» Required work
Locate the word "growing" in the data below, then copy every line that holds it.

Saved data entries:
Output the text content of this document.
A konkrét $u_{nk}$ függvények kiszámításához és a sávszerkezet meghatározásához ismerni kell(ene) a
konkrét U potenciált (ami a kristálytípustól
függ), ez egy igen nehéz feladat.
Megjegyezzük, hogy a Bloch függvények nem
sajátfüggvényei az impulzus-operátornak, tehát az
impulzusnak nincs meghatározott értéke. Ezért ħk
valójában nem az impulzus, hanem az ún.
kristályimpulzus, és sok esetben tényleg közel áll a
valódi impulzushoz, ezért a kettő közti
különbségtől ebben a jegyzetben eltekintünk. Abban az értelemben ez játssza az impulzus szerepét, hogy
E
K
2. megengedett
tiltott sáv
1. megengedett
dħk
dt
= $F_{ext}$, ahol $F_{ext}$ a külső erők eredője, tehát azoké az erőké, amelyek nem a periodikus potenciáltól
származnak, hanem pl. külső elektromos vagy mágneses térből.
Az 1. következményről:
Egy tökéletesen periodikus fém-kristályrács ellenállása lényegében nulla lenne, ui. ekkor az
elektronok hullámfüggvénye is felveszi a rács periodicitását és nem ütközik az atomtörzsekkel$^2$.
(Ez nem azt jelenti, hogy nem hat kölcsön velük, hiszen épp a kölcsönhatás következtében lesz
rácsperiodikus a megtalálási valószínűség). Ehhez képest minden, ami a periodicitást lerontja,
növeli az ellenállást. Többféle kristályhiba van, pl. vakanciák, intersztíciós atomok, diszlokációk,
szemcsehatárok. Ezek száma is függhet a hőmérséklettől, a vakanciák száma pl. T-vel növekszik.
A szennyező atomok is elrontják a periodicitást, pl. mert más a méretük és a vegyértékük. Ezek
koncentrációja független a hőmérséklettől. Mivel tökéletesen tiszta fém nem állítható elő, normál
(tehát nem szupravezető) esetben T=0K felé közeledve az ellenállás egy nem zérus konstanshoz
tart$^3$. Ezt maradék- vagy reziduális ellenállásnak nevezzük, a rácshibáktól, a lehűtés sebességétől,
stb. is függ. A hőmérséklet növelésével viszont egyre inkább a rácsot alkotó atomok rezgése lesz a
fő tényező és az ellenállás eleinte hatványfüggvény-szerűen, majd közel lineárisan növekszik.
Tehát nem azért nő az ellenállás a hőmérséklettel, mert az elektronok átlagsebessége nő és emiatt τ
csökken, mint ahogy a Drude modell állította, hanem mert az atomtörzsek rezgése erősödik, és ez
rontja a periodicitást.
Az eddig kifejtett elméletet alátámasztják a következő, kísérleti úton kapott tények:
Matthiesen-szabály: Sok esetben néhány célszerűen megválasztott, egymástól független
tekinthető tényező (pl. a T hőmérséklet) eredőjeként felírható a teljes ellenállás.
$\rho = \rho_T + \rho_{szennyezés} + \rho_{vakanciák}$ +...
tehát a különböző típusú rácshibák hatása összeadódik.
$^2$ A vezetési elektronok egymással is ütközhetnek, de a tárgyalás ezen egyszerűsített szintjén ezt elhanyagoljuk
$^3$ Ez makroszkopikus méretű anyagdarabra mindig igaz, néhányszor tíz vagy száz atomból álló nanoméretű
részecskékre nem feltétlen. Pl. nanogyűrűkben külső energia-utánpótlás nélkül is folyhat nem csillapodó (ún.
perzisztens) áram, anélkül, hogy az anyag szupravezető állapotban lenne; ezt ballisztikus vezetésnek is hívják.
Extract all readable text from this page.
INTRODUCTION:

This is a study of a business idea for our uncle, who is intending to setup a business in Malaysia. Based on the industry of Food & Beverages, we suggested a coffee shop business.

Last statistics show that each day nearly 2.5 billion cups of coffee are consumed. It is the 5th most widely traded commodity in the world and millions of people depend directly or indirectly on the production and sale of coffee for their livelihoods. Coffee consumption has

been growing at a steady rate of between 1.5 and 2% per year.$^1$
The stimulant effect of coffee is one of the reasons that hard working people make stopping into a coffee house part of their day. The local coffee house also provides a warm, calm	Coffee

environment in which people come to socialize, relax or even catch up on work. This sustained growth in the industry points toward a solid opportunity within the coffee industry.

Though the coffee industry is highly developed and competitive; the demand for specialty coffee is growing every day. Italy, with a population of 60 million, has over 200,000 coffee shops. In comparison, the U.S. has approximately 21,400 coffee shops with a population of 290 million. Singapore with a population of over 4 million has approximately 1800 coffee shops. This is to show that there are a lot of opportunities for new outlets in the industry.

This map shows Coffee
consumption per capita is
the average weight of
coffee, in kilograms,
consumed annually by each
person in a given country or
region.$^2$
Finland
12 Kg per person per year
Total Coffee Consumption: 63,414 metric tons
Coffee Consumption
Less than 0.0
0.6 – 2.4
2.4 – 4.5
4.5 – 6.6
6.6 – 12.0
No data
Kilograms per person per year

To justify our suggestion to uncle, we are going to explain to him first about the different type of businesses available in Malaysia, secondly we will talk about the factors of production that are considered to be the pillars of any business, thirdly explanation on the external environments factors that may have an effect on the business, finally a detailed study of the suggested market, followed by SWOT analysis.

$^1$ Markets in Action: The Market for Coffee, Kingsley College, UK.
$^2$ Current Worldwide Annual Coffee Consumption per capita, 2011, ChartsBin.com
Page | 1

» Solution to this task
been growing at a steady rate of between 1.5 and 2% per year.$^1$
Though the coffee industry is highly developed and competitive; the demand for specialty coffee is growing every day. Italy, with a population of 60 million, has over 200,000 coffee shops. In comparison, the U.S. has approximately 21,400 coffee shops with a population of 290 million. Singapore with a population of over 4 million has approximately 1800 coffee shops. This is to show that there are a lot of opportunities for new outlets in the industry.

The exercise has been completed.